**Items:**
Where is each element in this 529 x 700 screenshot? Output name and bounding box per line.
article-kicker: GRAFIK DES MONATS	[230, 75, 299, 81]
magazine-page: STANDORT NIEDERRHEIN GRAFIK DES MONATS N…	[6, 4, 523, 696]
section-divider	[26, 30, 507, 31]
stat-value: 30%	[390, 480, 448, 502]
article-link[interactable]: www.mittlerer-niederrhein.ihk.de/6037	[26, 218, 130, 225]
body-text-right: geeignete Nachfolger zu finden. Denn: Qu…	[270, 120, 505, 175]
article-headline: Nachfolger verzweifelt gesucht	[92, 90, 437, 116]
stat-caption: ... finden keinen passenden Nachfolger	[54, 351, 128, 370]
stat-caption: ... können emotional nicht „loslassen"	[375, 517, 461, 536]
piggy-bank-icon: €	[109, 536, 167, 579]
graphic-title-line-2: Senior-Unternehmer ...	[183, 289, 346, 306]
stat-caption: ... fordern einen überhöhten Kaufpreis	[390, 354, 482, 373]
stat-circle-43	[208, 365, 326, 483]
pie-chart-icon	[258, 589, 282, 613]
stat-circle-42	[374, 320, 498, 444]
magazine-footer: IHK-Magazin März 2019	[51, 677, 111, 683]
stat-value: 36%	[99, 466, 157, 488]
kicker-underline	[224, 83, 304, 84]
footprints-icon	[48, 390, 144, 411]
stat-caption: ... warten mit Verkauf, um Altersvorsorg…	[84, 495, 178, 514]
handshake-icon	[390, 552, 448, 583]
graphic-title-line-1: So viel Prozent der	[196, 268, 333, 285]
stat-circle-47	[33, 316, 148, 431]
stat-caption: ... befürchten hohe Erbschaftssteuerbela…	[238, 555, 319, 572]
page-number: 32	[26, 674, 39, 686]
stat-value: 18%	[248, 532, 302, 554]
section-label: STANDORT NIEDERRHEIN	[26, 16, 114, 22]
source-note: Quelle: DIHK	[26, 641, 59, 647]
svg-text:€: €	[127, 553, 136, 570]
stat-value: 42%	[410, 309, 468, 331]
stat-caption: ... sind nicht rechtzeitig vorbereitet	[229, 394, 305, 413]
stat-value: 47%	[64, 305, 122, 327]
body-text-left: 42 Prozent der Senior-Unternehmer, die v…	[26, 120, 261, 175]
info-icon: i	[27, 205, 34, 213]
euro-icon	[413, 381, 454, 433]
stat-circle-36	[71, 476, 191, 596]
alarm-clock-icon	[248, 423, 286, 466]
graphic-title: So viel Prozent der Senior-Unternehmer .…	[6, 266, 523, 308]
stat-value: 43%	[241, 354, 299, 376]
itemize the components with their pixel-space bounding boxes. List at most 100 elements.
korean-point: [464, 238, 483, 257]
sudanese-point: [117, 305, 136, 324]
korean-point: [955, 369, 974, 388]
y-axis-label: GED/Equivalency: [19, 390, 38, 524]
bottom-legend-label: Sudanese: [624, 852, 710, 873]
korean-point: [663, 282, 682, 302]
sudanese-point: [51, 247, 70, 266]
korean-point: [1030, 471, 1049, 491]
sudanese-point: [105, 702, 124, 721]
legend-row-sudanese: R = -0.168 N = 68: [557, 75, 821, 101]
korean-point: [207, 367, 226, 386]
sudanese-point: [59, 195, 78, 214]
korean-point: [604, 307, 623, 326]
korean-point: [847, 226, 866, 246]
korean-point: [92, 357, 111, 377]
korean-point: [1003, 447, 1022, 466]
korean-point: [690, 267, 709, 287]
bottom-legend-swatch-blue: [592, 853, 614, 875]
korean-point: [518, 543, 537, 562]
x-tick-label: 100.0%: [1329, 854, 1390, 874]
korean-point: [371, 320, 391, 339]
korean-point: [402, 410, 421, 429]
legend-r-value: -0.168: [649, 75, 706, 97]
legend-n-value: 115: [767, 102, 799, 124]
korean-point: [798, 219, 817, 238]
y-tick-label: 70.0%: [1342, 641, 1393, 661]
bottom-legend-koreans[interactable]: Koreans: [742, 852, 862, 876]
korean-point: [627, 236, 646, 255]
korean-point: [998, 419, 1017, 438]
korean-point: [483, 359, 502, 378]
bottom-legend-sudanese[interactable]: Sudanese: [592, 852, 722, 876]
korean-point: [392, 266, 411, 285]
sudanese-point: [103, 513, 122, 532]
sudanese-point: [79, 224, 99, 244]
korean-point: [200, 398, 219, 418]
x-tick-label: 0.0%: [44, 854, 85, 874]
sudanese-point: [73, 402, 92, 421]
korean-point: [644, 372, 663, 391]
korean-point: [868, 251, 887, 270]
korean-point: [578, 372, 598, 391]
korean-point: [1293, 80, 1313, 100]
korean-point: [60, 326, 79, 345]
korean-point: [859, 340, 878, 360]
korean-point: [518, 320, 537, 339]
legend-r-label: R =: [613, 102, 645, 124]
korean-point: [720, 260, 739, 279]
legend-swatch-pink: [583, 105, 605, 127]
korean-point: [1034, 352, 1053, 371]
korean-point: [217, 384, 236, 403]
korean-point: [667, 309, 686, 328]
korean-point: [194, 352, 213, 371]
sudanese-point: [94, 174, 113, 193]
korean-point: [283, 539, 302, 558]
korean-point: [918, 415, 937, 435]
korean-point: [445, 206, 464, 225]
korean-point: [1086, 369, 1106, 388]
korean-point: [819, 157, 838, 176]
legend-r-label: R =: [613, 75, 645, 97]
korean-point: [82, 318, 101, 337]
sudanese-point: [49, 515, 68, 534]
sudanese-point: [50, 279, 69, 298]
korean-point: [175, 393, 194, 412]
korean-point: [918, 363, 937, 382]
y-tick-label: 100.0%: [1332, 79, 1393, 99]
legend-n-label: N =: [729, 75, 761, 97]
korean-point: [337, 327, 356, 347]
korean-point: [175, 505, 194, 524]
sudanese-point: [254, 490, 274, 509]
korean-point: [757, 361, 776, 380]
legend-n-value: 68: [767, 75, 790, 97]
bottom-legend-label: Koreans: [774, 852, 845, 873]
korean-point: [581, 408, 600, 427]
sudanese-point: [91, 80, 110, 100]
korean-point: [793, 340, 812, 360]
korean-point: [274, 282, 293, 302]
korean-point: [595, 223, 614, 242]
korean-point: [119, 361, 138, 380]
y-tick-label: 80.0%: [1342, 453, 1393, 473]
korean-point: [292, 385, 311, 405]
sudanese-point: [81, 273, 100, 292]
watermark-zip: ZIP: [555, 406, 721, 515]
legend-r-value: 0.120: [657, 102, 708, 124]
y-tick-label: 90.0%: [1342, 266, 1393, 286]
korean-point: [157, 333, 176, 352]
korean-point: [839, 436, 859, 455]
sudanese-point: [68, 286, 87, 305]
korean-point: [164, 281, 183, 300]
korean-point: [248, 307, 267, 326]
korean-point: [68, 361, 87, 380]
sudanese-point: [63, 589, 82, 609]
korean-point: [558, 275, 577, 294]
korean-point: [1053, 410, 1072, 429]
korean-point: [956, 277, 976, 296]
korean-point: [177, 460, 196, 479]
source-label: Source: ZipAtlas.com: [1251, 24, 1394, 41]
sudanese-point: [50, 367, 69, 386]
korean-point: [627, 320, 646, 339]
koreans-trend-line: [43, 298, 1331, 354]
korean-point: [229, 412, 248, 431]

**Your instructions:**
Copy out every row above, without changes, from the first row through the row that contains "body-text-right: geeignete Nachfolger", including both.

**Finished task:**
Where is each element in this 529 x 700 screenshot? Output name and bounding box per line.
article-kicker: GRAFIK DES MONATS	[230, 75, 299, 81]
magazine-page: STANDORT NIEDERRHEIN GRAFIK DES MONATS N…	[6, 4, 523, 696]
section-divider	[26, 30, 507, 31]
stat-value: 30%	[390, 480, 448, 502]
article-link[interactable]: www.mittlerer-niederrhein.ihk.de/6037	[26, 218, 130, 225]
body-text-right: geeignete Nachfolger zu finden. Denn: Qu…	[270, 120, 505, 175]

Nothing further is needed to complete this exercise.